**THE REQUEST**
Exactly reproduce each record listed below.

**Stored data entries**
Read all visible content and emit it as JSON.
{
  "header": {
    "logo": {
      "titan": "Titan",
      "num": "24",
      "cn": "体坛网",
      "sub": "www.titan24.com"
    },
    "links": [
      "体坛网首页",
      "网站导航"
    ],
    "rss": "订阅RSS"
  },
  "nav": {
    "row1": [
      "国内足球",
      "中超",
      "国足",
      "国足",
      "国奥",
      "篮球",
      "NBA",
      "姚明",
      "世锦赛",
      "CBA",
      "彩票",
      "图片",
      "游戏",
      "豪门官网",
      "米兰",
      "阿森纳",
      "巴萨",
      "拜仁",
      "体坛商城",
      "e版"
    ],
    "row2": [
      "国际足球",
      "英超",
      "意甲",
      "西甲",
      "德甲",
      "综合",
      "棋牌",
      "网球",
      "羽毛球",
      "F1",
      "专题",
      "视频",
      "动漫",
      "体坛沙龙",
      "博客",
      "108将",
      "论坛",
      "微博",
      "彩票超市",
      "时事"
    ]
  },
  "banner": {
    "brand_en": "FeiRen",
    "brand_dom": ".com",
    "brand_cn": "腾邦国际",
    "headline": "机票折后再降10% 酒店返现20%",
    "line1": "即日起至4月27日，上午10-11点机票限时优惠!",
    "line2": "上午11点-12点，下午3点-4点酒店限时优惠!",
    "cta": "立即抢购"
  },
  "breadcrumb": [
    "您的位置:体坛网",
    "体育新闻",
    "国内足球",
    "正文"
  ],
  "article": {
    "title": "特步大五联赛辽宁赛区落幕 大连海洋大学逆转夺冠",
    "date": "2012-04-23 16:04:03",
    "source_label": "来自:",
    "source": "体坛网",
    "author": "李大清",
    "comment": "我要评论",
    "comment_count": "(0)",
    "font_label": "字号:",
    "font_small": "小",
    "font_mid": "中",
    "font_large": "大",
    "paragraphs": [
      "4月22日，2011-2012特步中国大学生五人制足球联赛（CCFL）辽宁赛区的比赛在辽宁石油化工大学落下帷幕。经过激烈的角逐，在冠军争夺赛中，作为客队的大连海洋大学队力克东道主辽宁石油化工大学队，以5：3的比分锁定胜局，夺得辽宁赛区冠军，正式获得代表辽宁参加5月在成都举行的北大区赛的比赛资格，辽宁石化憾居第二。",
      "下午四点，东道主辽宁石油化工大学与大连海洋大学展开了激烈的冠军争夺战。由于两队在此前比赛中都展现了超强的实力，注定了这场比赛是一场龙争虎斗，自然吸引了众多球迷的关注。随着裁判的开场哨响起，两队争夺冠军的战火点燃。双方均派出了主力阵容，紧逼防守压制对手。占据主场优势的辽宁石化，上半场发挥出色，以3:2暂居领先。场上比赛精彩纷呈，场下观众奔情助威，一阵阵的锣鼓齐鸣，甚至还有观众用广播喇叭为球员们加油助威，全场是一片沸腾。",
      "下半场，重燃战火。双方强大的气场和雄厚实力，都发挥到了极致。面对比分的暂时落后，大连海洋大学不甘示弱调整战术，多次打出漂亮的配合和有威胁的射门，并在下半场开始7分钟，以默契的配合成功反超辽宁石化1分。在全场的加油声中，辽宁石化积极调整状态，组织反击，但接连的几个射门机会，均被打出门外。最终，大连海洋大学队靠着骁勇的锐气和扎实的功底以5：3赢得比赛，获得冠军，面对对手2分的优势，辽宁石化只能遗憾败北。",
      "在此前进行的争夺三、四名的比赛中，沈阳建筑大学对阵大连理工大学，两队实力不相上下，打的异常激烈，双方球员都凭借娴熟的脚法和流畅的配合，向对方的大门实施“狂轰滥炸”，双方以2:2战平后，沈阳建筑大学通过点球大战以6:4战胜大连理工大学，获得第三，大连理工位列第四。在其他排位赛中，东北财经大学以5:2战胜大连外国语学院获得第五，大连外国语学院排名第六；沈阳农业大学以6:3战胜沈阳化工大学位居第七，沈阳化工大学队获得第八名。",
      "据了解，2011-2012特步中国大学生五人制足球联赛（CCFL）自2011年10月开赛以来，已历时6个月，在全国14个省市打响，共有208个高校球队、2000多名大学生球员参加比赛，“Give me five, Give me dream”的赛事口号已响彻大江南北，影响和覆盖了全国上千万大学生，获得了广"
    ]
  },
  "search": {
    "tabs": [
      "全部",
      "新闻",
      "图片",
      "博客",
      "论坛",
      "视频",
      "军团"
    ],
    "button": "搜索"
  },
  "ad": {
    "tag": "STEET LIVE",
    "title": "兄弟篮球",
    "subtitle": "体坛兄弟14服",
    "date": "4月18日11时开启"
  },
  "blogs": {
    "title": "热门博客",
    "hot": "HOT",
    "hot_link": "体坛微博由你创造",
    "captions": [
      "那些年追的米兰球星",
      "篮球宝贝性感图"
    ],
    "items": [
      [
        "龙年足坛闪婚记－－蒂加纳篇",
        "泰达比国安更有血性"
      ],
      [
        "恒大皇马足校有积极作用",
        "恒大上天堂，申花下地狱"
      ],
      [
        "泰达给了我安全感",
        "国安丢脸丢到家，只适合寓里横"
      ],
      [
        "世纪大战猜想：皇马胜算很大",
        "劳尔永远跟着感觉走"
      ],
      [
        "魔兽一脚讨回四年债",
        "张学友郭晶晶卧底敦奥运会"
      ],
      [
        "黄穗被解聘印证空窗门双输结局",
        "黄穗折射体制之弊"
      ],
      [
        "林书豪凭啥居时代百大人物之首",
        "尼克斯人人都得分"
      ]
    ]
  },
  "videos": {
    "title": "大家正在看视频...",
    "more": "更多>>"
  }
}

**CORRECT RESULT**
Read all visible content and emit it as JSON.
{
  "header": {
    "logo": {
      "titan": "Titan",
      "num": "24",
      "cn": "体坛网",
      "sub": "www.titan24.com"
    },
    "links": [
      "体坛网首页",
      "网站导航"
    ],
    "rss": "订阅RSS"
  },
  "nav": {
    "row1": [
      "国内足球",
      "中超",
      "国足",
      "国足",
      "国奥",
      "篮球",
      "NBA",
      "姚明",
      "世锦赛",
      "CBA",
      "彩票",
      "图片",
      "游戏",
      "豪门官网",
      "米兰",
      "阿森纳",
      "巴萨",
      "拜仁",
      "体坛商城",
      "e版"
    ],
    "row2": [
      "国际足球",
      "英超",
      "意甲",
      "西甲",
      "德甲",
      "综合",
      "棋牌",
      "网球",
      "羽毛球",
      "F1",
      "专题",
      "视频",
      "动漫",
      "体坛沙龙",
      "博客",
      "108将",
      "论坛",
      "微博",
      "彩票超市",
      "时事"
    ]
  },
  "banner": {
    "brand_en": "FeiRen",
    "brand_dom": ".com",
    "brand_cn": "腾邦国际",
    "headline": "机票折后再降10% 酒店返现20%",
    "line1": "即日起至4月27日，上午10-11点机票限时优惠!",
    "line2": "上午11点-12点，下午3点-4点酒店限时优惠!",
    "cta": "立即抢购"
  },
  "breadcrumb": [
    "您的位置:体坛网",
    "体育新闻",
    "国内足球",
    "正文"
  ],
  "article": {
    "title": "特步大五联赛辽宁赛区落幕 大连海洋大学逆转夺冠",
    "date": "2012-04-23 16:04:03",
    "source_label": "来自:",
    "source": "体坛网",
    "author": "李大清",
    "comment": "我要评论",
    "comment_count": "(0)",
    "font_label": "字号:",
    "font_small": "小",
    "font_mid": "中",
    "font_large": "大",
    "paragraphs": [
      "4月22日，2011-2012特步中国大学生五人制足球联赛（CCFL）辽宁赛区的比赛在辽宁石油化工大学落下帷幕。经过激烈的角逐，在冠军争夺赛中，作为客队的大连海洋大学队力克东道主辽宁石油化工大学队，以5：3的比分锁定胜局，夺得辽宁赛区冠军，正式获得代表辽宁参加5月在成都举行的北大区赛的比赛资格，辽宁石化憾居第二。",
      "下午四点，东道主辽宁石油化工大学与大连海洋大学展开了激烈的冠军争夺战。由于两队在此前比赛中都展现了超强的实力，注定了这场比赛是一场龙争虎斗，自然吸引了众多球迷的关注。随着裁判的开场哨响起，两队争夺冠军的战火点燃。双方均派出了主力阵容，紧逼防守压制对手。占据主场优势的辽宁石化，上半场发挥出色，以3:2暂居领先。场上比赛精彩纷呈，场下观众奔情助威，一阵阵的锣鼓齐鸣，甚至还有观众用广播喇叭为球员们加油助威，全场是一片沸腾。",
      "下半场，重燃战火。双方强大的气场和雄厚实力，都发挥到了极致。面对比分的暂时落后，大连海洋大学不甘示弱调整战术，多次打出漂亮的配合和有威胁的射门，并在下半场开始7分钟，以默契的配合成功反超辽宁石化1分。在全场的加油声中，辽宁石化积极调整状态，组织反击，但接连的几个射门机会，均被打出门外。最终，大连海洋大学队靠着骁勇的锐气和扎实的功底以5：3赢得比赛，获得冠军，面对对手2分的优势，辽宁石化只能遗憾败北。",
      "在此前进行的争夺三、四名的比赛中，沈阳建筑大学对阵大连理工大学，两队实力不相上下，打的异常激烈，双方球员都凭借娴熟的脚法和流畅的配合，向对方的大门实施“狂轰滥炸”，双方以2:2战平后，沈阳建筑大学通过点球大战以6:4战胜大连理工大学，获得第三，大连理工位列第四。在其他排位赛中，东北财经大学以5:2战胜大连外国语学院获得第五，大连外国语学院排名第六；沈阳农业大学以6:3战胜沈阳化工大学位居第七，沈阳化工大学队获得第八名。",
      "据了解，2011-2012特步中国大学生五人制足球联赛（CCFL）自2011年10月开赛以来，已历时6个月，在全国14个省市打响，共有208个高校球队、2000多名大学生球员参加比赛，“Give me five, Give me dream”的赛事口号已响彻大江南北，影响和覆盖了全国上千万大学生，获得了广"
    ]
  },
  "search": {
    "tabs": [
      "全部",
      "新闻",
      "图片",
      "博客",
      "论坛",
      "视频",
      "军团"
    ],
    "button": "搜索"
  },
  "ad": {
    "tag": "STEET LIVE",
    "title": "兄弟篮球",
    "subtitle": "体坛兄弟14服",
    "date": "4月18日11时开启"
  },
  "blogs": {
    "title": "热门博客",
    "hot": "HOT",
    "hot_link": "体坛微博由你创造",
    "captions": [
      "那些年追的米兰球星",
      "篮球宝贝性感图"
    ],
    "items": [
      [
        "龙年足坛闪婚记－－蒂加纳篇",
        "泰达比国安更有血性"
      ],
      [
        "恒大皇马足校有积极作用",
        "恒大上天堂，申花下地狱"
      ],
      [
        "泰达给了我安全感",
        "国安丢脸丢到家，只适合寓里横"
      ],
      [
        "世纪大战猜想：皇马胜算很大",
        "劳尔永远跟着感觉走"
      ],
      [
        "魔兽一脚讨回四年债",
        "张学友郭晶晶卧底敦奥运会"
      ],
      [
        "黄穗被解聘印证空窗门双输结局",
        "黄穗折射体制之弊"
      ],
      [
        "林书豪凭啥居时代百大人物之首",
        "尼克斯人人都得分"
      ]
    ]
  },
  "videos": {
    "title": "大家正在看视频...",
    "more": "更多>>"
  }
}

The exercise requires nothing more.